→ **Exercise goal**:
Write the entries below out again exactly; any picture in them stays out.
━━ Data records ━━
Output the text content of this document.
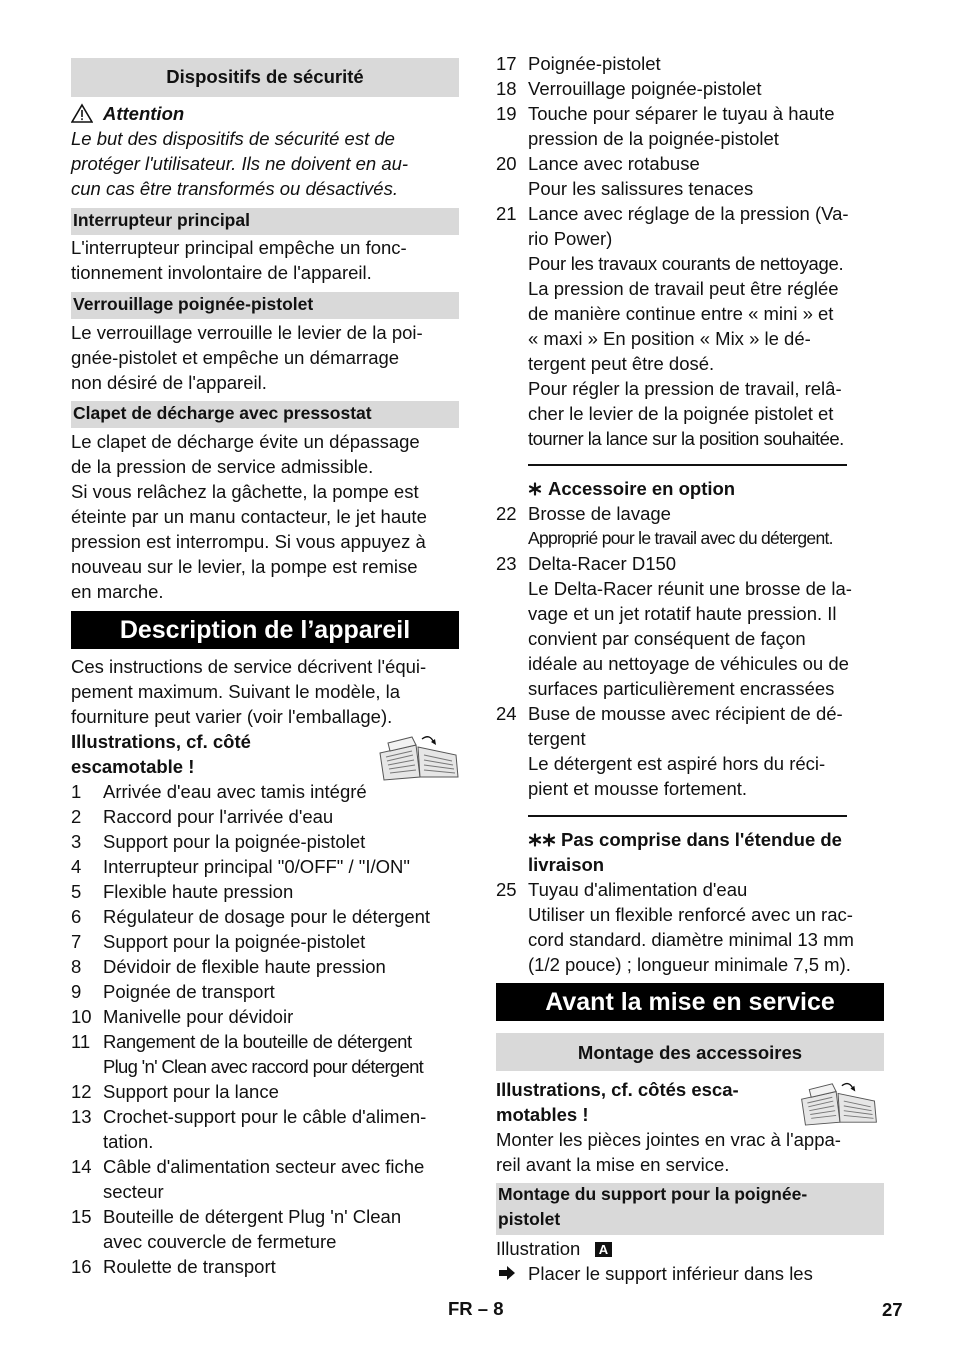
Dispositifs de sécurité
Attention
Le but des dispositifs de sécurité est de
protéger l'utilisateur. Ils ne doivent en au-
cun cas être transformés ou désactivés.
Interrupteur principal
L'interrupteur principal empêche un fonc-
tionnement involontaire de l'appareil.
Verrouillage poignée-pistolet
Le verrouillage verrouille le levier de la poi-
gnée-pistolet et empêche un démarrage
non désiré de l'appareil.
Clapet de décharge avec pressostat
Le clapet de décharge évite un dépassage
de la pression de service admissible.
Si vous relâchez la gâchette, la pompe est
éteinte par un manu contacteur, le jet haute
pression est interrompu. Si vous appuyez à
nouveau sur le levier, la pompe est remise
en marche.
Description de l’appareil
Ces instructions de service décrivent l'équi-
pement maximum. Suivant le modèle, la
fourniture peut varier (voir l'emballage).
Illustrations, cf. côté
escamotable !
1 Arrivée d'eau avec tamis intégré
2 Raccord pour l'arrivée d'eau
3 Support pour la poignée-pistolet
4 Interrupteur principal "0/OFF" / "I/ON"
5 Flexible haute pression
6 Régulateur de dosage pour le détergent
7 Support pour la poignée-pistolet
8 Dévidoir de flexible haute pression
9 Poignée de transport
10 Manivelle pour dévidoir
11 Rangement de la bouteille de détergent
Plug 'n' Clean avec raccord pour détergent
12 Support pour la lance
13 Crochet-support pour le câble d'alimen-
tation.
14 Câble d'alimentation secteur avec fiche
secteur
15 Bouteille de détergent Plug 'n' Clean
avec couvercle de fermeture
16 Roulette de transport
17 Poignée-pistolet
18 Verrouillage poignée-pistolet
19 Touche pour séparer le tuyau à haute
pression de la poignée-pistolet
20 Lance avec rotabuse
Pour les salissures tenaces
21 Lance avec réglage de la pression (Va-
rio Power)
Pour les travaux courants de nettoyage.
La pression de travail peut être réglée
de manière continue entre « mini » et
« maxi » En position « Mix » le dé-
tergent peut être dosé.
Pour régler la pression de travail, relâ-
cher le levier de la poignée pistolet et
tourner la lance sur la position souhaitée.
Accessoire en option
22 Brosse de lavage
Approprié pour le travail avec du détergent.
23 Delta-Racer D150
Le Delta-Racer réunit une brosse de la-
vage et un jet rotatif haute pression. Il
convient par conséquent de façon
idéale au nettoyage de véhicules ou de
surfaces particulièrement encrassées
24 Buse de mousse avec récipient de dé-
tergent
Le détergent est aspiré hors du réci-
pient et mousse fortement.
Pas comprise dans l'étendue de
livraison
25 Tuyau d'alimentation d'eau
Utiliser un flexible renforcé avec un rac-
cord standard. diamètre minimal 13 mm
(1/2 pouce) ; longueur minimale 7,5 m).
Avant la mise en service
Montage des accessoires
Illustrations, cf. côtés esca-
motables !
Monter les pièces jointes en vrac à l'appa-
reil avant la mise en service.
Montage du support pour la poignée-
pistolet
Illustration A
Placer le support inférieur dans les
FR – 8	27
━━━
→ **Exercise answer**:
Output the text content of this document.
Dispositifs de sécurité
Attention
Le but des dispositifs de sécurité est de
protéger l'utilisateur. Ils ne doivent en au-
cun cas être transformés ou désactivés.
Interrupteur principal
L'interrupteur principal empêche un fonc-
tionnement involontaire de l'appareil.
Verrouillage poignée-pistolet
Le verrouillage verrouille le levier de la poi-
gnée-pistolet et empêche un démarrage
non désiré de l'appareil.
Clapet de décharge avec pressostat
Le clapet de décharge évite un dépassage
de la pression de service admissible.
Si vous relâchez la gâchette, la pompe est
éteinte par un manu contacteur, le jet haute
pression est interrompu. Si vous appuyez à
nouveau sur le levier, la pompe est remise
en marche.
Description de l’appareil
Ces instructions de service décrivent l'équi-
pement maximum. Suivant le modèle, la
fourniture peut varier (voir l'emballage).
Illustrations, cf. côté
escamotable !
1 Arrivée d'eau avec tamis intégré
2 Raccord pour l'arrivée d'eau
3 Support pour la poignée-pistolet
4 Interrupteur principal "0/OFF" / "I/ON"
5 Flexible haute pression
6 Régulateur de dosage pour le détergent
7 Support pour la poignée-pistolet
8 Dévidoir de flexible haute pression
9 Poignée de transport
10 Manivelle pour dévidoir
11 Rangement de la bouteille de détergent
Plug 'n' Clean avec raccord pour détergent
12 Support pour la lance
13 Crochet-support pour le câble d'alimen-
tation.
14 Câble d'alimentation secteur avec fiche
secteur
15 Bouteille de détergent Plug 'n' Clean
avec couvercle de fermeture
16 Roulette de transport
17 Poignée-pistolet
18 Verrouillage poignée-pistolet
19 Touche pour séparer le tuyau à haute
pression de la poignée-pistolet
20 Lance avec rotabuse
Pour les salissures tenaces
21 Lance avec réglage de la pression (Va-
rio Power)
Pour les travaux courants de nettoyage.
La pression de travail peut être réglée
de manière continue entre « mini » et
« maxi » En position « Mix » le dé-
tergent peut être dosé.
Pour régler la pression de travail, relâ-
cher le levier de la poignée pistolet et
tourner la lance sur la position souhaitée.
Accessoire en option
22 Brosse de lavage
Approprié pour le travail avec du détergent.
23 Delta-Racer D150
Le Delta-Racer réunit une brosse de la-
vage et un jet rotatif haute pression. Il
convient par conséquent de façon
idéale au nettoyage de véhicules ou de
surfaces particulièrement encrassées
24 Buse de mousse avec récipient de dé-
tergent
Le détergent est aspiré hors du réci-
pient et mousse fortement.
Pas comprise dans l'étendue de
livraison
25 Tuyau d'alimentation d'eau
Utiliser un flexible renforcé avec un rac-
cord standard. diamètre minimal 13 mm
(1/2 pouce) ; longueur minimale 7,5 m).
Avant la mise en service
Montage des accessoires
Illustrations, cf. côtés esca-
motables !
Monter les pièces jointes en vrac à l'appa-
reil avant la mise en service.
Montage du support pour la poignée-
pistolet
Illustration A
Placer le support inférieur dans les
FR – 8	27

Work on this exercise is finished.